[BEGIN Given records]

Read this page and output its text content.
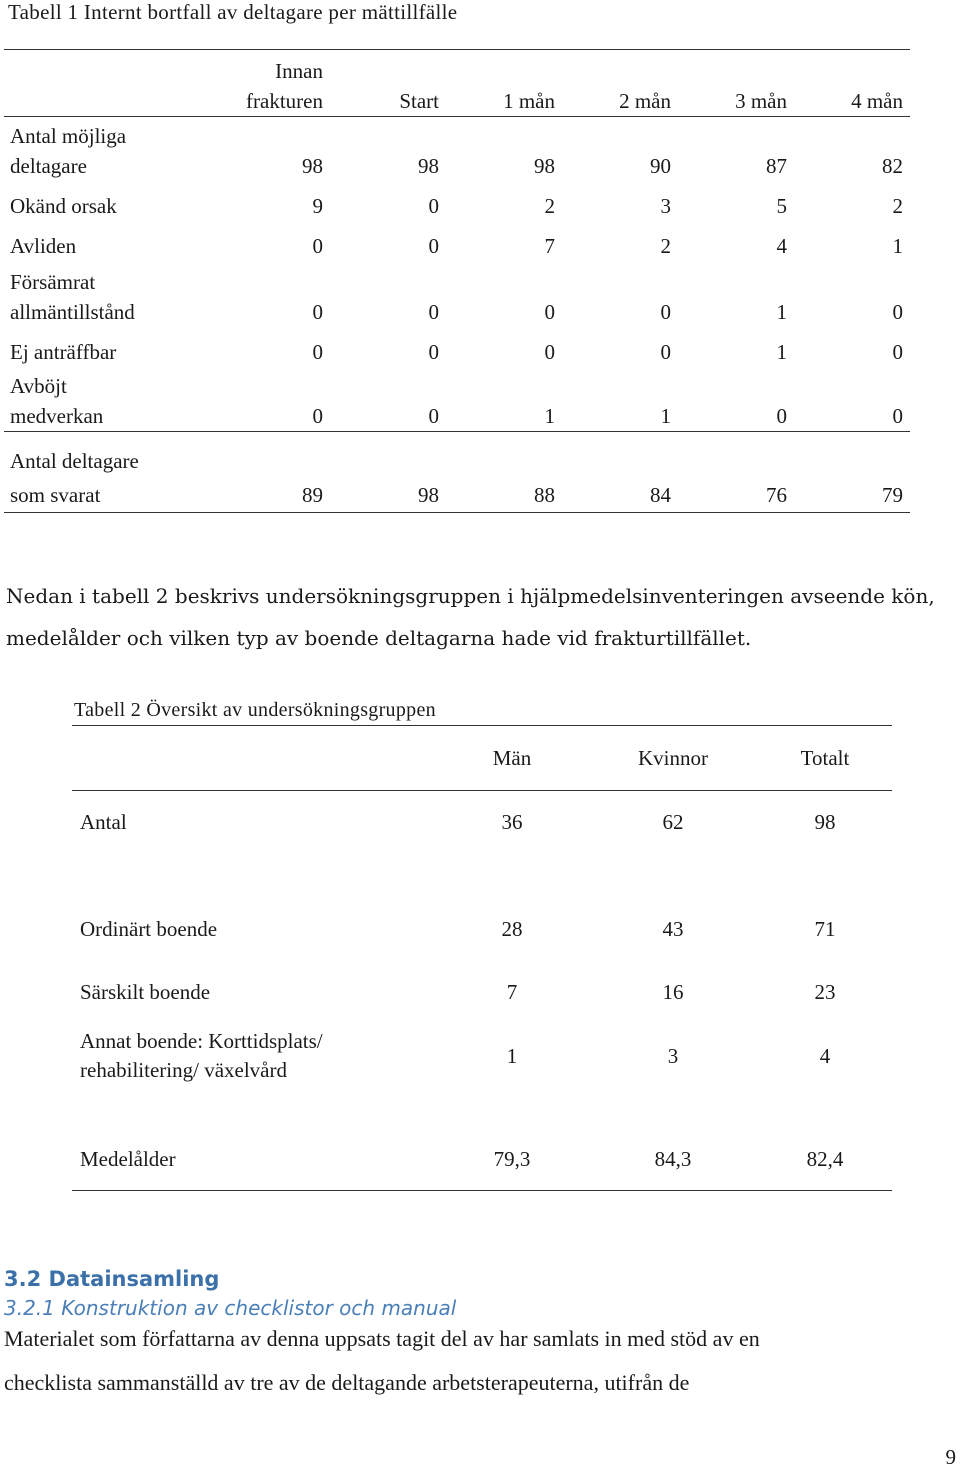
Tabell 1 Internt bortfall av deltagare per mättillfälle
	Innan					
	frakturen	Start	1 mån	2 mån	3 mån	4 mån
Antal möjliga
deltagare	98	98	98	90	87	82
Okänd orsak	9	0	2	3	5	2
Avliden	0	0	7	2	4	1
Försämrat
allmäntillstånd	0	0	0	0	1	0
Ej anträffbar	0	0	0	0	1	0
Avböjt
medverkan	0	0	1	1	0	0
Antal deltagare
som svarat	89	98	88	84	76	79
Nedan i tabell 2 beskrivs undersökningsgruppen i hjälpmedelsinventeringen avseende kön,
medelålder och vilken typ av boende deltagarna hade vid frakturtillfället.
Tabell 2 Översikt av undersökningsgruppen
Män	Kvinnor	Totalt
Antal	36	62	98
Ordinärt boende	28	43	71
Särskilt boende	7	16	23
Annat boende: Korttidsplats/
rehabilitering/ växelvård
1	3	4
Medelålder	79,3	84,3	82,4
3.2 Datainsamling
3.2.1 Konstruktion av checklistor och manual
Materialet som författarna av denna uppsats tagit del av har samlats in med stöd av en
checklista sammanställd av tre av de deltagande arbetsterapeuterna, utifrån de
9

[END Given records]

▶ Task prompt
The data should be printed again unchanged; leave its pictures out.

▶ Exercise answer
Read this page and output its text content.
Tabell 1 Internt bortfall av deltagare per mättillfälle
	Innan					
	frakturen	Start	1 mån	2 mån	3 mån	4 mån
Antal möjliga
deltagare	98	98	98	90	87	82
Okänd orsak	9	0	2	3	5	2
Avliden	0	0	7	2	4	1
Försämrat
allmäntillstånd	0	0	0	0	1	0
Ej anträffbar	0	0	0	0	1	0
Avböjt
medverkan	0	0	1	1	0	0
Antal deltagare
som svarat	89	98	88	84	76	79
Nedan i tabell 2 beskrivs undersökningsgruppen i hjälpmedelsinventeringen avseende kön,
medelålder och vilken typ av boende deltagarna hade vid frakturtillfället.
Tabell 2 Översikt av undersökningsgruppen
Män	Kvinnor	Totalt
Antal	36	62	98
Ordinärt boende	28	43	71
Särskilt boende	7	16	23
Annat boende: Korttidsplats/
rehabilitering/ växelvård
1	3	4
Medelålder	79,3	84,3	82,4
3.2 Datainsamling
3.2.1 Konstruktion av checklistor och manual
Materialet som författarna av denna uppsats tagit del av har samlats in med stöd av en
checklista sammanställd av tre av de deltagande arbetsterapeuterna, utifrån de
9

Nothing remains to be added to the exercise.